SUPPLIED MATERIAL:
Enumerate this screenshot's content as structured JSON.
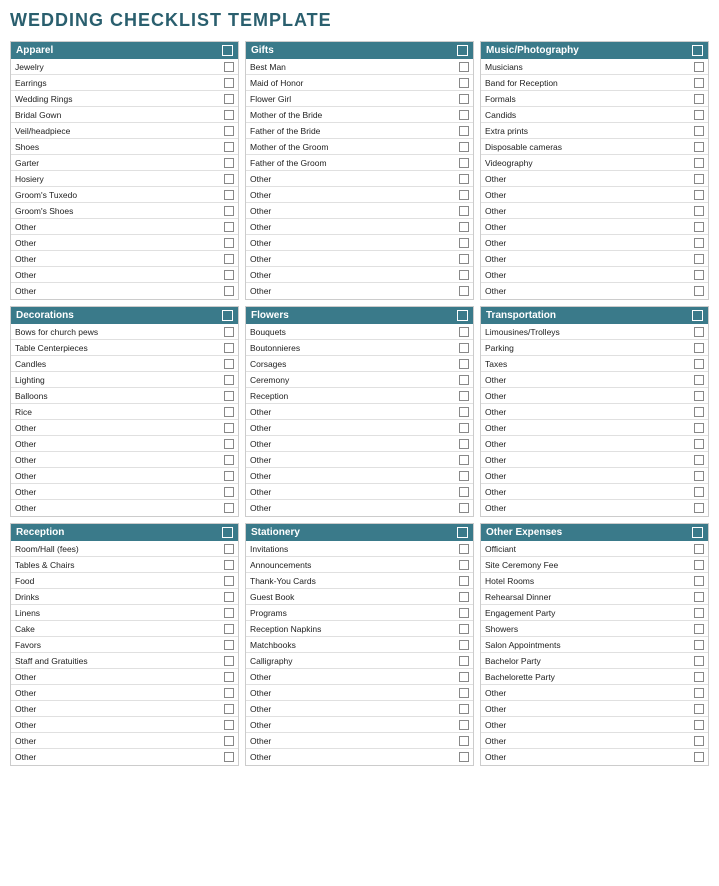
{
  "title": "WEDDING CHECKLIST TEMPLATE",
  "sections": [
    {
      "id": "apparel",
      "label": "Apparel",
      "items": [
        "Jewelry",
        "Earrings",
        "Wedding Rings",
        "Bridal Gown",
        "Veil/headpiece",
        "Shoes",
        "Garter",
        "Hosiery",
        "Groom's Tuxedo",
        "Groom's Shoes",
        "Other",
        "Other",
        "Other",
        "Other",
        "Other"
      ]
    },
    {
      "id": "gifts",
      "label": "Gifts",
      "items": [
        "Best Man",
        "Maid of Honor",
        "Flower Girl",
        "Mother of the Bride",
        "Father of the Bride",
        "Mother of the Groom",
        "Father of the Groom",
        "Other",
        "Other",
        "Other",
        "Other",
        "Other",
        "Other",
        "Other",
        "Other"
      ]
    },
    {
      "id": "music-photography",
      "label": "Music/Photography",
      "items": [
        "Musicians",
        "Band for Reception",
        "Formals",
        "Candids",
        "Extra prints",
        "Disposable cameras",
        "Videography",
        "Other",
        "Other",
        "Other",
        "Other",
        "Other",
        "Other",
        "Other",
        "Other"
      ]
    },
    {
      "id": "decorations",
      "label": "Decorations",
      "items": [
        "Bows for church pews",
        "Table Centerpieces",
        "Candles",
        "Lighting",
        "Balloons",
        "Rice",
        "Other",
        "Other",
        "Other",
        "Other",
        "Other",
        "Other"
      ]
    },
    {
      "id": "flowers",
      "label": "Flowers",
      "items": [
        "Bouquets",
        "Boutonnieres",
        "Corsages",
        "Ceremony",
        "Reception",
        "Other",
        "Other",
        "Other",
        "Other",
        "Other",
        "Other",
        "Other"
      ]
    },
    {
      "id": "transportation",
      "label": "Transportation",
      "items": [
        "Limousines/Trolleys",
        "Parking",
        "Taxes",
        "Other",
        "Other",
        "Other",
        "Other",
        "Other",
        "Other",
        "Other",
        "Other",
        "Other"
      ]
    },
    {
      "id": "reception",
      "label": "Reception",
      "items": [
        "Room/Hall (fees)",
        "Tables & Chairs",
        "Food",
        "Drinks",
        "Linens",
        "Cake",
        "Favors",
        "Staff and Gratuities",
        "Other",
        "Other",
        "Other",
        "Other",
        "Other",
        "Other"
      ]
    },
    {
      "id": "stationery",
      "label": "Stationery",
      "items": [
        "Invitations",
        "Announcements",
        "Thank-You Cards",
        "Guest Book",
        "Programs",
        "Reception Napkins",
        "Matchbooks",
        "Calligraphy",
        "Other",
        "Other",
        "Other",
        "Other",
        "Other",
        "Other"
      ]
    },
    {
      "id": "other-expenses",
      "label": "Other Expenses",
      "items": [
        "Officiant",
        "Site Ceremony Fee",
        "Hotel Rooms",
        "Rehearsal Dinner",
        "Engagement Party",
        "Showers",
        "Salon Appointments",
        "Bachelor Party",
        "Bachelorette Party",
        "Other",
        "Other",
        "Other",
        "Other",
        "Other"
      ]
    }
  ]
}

PROBLEM REQUIREMENTS: Copy each line of the listing that includes "Mother".

ANSWER:
        "Mother of the Bride",
        "Mother of the Groom",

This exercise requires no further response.